* **DATA FOR THE TASK**
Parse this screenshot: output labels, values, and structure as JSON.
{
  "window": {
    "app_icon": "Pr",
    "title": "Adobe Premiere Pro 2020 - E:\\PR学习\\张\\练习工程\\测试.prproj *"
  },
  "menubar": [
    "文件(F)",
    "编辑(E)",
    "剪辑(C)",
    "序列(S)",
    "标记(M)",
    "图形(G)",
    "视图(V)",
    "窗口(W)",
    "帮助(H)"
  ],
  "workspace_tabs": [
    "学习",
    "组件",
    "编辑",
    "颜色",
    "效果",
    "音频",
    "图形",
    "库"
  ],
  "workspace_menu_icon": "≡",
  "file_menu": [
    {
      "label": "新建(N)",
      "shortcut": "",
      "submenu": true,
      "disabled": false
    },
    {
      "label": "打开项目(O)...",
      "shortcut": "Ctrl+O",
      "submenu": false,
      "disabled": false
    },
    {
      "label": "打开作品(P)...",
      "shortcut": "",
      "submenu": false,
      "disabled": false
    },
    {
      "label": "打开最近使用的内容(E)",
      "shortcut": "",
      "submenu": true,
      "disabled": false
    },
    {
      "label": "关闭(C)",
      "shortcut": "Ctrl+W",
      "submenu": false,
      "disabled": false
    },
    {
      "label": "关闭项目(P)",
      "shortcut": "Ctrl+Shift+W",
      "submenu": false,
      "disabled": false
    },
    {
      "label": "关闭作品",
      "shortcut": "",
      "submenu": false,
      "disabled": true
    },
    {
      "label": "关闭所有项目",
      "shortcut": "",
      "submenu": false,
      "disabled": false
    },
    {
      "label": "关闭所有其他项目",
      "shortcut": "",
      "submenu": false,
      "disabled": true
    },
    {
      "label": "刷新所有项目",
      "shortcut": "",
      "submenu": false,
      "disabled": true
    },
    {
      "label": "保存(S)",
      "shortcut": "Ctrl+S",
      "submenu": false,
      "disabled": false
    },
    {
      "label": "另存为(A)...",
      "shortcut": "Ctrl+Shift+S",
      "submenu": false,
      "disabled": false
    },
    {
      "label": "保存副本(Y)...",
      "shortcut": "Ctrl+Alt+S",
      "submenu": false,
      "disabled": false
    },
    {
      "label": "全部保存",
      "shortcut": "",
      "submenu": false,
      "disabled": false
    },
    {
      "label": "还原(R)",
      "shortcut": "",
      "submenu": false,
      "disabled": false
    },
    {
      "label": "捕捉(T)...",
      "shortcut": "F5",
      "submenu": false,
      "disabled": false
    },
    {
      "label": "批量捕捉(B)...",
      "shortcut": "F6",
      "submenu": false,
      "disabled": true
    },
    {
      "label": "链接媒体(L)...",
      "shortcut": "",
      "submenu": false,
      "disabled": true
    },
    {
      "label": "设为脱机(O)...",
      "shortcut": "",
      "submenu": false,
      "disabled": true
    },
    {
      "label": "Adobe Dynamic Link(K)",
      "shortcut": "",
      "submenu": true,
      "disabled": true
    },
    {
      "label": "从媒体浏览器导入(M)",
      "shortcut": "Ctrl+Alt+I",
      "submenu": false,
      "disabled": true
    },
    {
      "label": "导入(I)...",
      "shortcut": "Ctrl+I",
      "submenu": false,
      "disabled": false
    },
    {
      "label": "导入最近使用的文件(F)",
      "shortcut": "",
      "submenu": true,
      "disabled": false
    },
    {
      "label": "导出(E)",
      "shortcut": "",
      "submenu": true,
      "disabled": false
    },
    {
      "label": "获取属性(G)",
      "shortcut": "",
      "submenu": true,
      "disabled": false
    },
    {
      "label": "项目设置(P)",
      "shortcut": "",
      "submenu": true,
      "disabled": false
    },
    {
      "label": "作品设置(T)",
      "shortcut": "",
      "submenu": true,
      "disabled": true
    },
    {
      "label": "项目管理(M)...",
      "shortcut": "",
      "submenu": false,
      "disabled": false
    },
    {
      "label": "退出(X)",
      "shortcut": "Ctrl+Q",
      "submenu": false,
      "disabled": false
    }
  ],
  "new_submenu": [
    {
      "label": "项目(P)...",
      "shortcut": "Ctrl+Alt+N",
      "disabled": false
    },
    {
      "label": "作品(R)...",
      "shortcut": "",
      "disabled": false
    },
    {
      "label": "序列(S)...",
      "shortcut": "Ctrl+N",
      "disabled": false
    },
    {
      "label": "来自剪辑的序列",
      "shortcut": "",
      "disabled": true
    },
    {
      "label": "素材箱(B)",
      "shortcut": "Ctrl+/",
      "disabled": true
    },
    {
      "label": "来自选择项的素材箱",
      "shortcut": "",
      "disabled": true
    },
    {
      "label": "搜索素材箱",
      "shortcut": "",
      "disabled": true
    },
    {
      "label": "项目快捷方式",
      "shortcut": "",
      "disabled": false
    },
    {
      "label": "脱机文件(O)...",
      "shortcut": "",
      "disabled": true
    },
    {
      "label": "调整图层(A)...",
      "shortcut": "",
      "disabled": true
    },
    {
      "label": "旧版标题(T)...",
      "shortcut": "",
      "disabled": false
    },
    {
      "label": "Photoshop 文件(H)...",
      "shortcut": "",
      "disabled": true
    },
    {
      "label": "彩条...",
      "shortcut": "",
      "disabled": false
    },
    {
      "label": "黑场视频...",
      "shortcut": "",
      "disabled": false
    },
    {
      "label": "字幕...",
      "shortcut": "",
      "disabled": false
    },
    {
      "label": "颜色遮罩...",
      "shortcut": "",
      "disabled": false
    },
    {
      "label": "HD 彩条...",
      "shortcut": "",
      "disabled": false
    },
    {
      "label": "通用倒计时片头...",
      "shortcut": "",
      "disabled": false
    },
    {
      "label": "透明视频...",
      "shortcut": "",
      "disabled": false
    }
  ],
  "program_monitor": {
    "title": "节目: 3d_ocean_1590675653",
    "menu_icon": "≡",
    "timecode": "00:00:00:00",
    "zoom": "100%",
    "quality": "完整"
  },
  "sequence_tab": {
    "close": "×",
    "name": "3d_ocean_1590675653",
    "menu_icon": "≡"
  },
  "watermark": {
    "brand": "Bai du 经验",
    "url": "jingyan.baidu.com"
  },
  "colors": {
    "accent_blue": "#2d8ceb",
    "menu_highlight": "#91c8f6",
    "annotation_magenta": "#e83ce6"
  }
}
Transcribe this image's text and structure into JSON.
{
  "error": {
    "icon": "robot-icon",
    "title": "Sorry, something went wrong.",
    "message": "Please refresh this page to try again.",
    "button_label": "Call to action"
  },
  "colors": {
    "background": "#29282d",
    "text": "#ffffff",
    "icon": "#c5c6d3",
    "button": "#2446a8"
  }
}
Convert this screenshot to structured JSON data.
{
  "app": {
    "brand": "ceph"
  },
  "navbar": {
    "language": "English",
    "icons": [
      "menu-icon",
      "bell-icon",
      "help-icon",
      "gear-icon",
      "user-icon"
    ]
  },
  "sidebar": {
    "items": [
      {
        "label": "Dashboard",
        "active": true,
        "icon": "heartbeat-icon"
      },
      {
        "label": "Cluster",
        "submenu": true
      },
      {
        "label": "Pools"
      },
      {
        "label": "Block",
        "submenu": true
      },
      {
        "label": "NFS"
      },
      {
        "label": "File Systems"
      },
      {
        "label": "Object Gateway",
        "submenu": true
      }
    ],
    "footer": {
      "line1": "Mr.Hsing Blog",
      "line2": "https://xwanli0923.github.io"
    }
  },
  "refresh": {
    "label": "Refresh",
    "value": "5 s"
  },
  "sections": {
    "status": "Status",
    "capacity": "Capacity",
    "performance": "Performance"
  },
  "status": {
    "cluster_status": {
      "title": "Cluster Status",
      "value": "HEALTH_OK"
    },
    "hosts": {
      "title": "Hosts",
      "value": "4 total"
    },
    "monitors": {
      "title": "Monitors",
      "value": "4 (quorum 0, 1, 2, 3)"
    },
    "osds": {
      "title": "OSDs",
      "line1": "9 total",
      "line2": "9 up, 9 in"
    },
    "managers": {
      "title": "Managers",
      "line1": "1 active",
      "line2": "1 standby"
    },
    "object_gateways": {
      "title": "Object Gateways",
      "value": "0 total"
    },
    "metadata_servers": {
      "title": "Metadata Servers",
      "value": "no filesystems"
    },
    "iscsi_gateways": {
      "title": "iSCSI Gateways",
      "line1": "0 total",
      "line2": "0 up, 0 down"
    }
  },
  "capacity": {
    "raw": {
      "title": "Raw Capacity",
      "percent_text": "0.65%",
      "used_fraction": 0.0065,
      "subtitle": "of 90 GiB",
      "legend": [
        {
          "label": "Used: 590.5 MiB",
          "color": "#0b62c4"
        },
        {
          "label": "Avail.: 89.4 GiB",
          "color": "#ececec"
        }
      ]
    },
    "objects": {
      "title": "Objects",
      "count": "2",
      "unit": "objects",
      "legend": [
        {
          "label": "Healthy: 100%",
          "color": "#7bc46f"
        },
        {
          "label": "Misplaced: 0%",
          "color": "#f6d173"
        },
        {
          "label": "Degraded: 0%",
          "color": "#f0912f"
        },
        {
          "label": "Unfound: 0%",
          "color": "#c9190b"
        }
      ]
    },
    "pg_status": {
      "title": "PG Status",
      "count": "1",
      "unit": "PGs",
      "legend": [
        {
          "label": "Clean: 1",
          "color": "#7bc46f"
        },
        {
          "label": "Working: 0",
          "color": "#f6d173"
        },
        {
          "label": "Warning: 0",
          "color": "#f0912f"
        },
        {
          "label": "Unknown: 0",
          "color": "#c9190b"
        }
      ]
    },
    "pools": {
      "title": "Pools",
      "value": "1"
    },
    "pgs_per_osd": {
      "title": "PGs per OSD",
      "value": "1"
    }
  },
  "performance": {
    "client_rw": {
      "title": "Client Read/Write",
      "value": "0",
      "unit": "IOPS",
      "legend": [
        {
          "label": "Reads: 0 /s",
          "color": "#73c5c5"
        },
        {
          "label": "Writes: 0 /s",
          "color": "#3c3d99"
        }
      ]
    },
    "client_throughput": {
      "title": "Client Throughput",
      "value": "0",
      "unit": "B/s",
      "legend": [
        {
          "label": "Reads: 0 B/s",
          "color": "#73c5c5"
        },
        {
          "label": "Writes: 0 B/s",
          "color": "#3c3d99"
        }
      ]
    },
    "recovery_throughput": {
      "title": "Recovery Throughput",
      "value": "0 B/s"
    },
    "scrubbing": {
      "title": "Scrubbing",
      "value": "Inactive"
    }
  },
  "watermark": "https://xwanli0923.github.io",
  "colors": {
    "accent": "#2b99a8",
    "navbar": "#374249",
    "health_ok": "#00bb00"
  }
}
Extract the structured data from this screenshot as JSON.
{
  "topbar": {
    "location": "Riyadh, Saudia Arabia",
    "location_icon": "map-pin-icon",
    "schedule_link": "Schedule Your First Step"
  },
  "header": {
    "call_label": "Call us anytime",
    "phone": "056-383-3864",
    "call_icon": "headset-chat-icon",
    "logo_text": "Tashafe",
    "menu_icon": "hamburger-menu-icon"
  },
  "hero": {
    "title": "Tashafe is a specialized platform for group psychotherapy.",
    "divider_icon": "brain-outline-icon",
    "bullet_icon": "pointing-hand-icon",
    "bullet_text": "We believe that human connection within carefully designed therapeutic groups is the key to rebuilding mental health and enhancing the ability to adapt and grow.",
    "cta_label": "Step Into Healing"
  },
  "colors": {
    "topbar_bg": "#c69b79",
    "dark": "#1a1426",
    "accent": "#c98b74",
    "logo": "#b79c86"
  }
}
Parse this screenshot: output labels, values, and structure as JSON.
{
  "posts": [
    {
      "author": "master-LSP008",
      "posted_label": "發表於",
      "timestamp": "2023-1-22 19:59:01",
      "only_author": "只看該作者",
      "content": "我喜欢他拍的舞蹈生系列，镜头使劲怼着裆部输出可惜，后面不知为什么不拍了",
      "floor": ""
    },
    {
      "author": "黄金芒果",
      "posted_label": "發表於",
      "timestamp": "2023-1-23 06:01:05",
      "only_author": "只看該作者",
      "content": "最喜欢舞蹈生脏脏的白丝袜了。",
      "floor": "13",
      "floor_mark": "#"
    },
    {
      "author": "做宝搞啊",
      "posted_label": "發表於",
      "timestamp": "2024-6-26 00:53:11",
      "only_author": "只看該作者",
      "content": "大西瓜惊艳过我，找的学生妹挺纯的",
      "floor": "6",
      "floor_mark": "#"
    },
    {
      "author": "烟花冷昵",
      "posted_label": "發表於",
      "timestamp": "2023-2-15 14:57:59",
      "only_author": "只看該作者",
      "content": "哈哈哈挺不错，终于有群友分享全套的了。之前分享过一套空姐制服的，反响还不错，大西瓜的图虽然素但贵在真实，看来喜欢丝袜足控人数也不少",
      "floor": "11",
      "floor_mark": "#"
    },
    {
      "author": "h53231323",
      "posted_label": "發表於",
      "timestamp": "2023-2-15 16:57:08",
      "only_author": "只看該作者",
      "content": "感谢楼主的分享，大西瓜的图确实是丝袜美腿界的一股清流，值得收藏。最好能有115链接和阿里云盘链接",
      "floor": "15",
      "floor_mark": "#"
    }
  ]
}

* **TASK DIRECTIONS**
Filter out all lines lacking the word "this" and copy the rest.

* **RIGHT ANSWER**
Parse this screenshot: output labels, values, and structure as JSON.
Transcribe this image's text and structure into JSON.
    "message": "Please refresh this page to try again.",
Convert this screenshot to structured JSON data.
Extract the structured data from this screenshot as JSON.
Parse this screenshot: output labels, values, and structure as JSON.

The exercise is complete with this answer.